» Material for this exercise
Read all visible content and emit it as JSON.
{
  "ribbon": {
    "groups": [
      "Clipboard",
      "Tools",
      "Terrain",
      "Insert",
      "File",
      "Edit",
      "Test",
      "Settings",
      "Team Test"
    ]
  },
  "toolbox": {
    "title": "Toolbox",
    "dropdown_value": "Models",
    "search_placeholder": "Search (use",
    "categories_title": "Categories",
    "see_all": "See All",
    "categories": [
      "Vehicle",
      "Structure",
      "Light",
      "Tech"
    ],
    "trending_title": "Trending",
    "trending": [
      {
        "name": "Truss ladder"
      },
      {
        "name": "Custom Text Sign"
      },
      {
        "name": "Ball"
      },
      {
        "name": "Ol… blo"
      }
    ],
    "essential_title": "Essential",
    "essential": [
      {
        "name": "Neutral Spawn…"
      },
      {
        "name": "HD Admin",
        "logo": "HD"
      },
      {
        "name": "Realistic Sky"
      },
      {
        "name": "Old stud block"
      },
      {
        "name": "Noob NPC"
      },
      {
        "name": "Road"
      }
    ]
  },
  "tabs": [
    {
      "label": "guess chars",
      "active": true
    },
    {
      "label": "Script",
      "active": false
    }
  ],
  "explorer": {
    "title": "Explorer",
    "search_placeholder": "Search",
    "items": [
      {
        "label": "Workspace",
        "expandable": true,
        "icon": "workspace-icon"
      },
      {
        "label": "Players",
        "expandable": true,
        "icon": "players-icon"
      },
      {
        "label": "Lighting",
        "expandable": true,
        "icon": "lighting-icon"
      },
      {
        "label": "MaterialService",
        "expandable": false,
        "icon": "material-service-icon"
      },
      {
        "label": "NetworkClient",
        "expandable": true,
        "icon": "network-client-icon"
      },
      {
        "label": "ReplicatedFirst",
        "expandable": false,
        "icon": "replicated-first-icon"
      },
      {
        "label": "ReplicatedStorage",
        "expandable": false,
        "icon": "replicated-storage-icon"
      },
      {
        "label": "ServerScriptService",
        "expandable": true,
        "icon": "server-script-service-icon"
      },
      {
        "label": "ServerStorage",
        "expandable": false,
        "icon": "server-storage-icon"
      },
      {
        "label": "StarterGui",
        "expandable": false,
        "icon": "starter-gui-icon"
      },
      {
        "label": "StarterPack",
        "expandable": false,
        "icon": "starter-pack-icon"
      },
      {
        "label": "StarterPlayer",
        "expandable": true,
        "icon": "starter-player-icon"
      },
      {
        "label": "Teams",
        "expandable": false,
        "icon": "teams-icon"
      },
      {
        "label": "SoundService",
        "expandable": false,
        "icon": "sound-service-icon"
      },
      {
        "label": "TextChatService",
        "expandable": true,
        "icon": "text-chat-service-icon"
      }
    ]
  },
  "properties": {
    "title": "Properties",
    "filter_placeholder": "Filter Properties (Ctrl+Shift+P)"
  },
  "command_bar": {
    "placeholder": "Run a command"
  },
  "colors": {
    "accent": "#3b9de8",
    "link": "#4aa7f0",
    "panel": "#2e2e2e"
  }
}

» Exercise objective
What is the number of lines in the data holding the word "Search"? Reply with that number only.

» Task response
2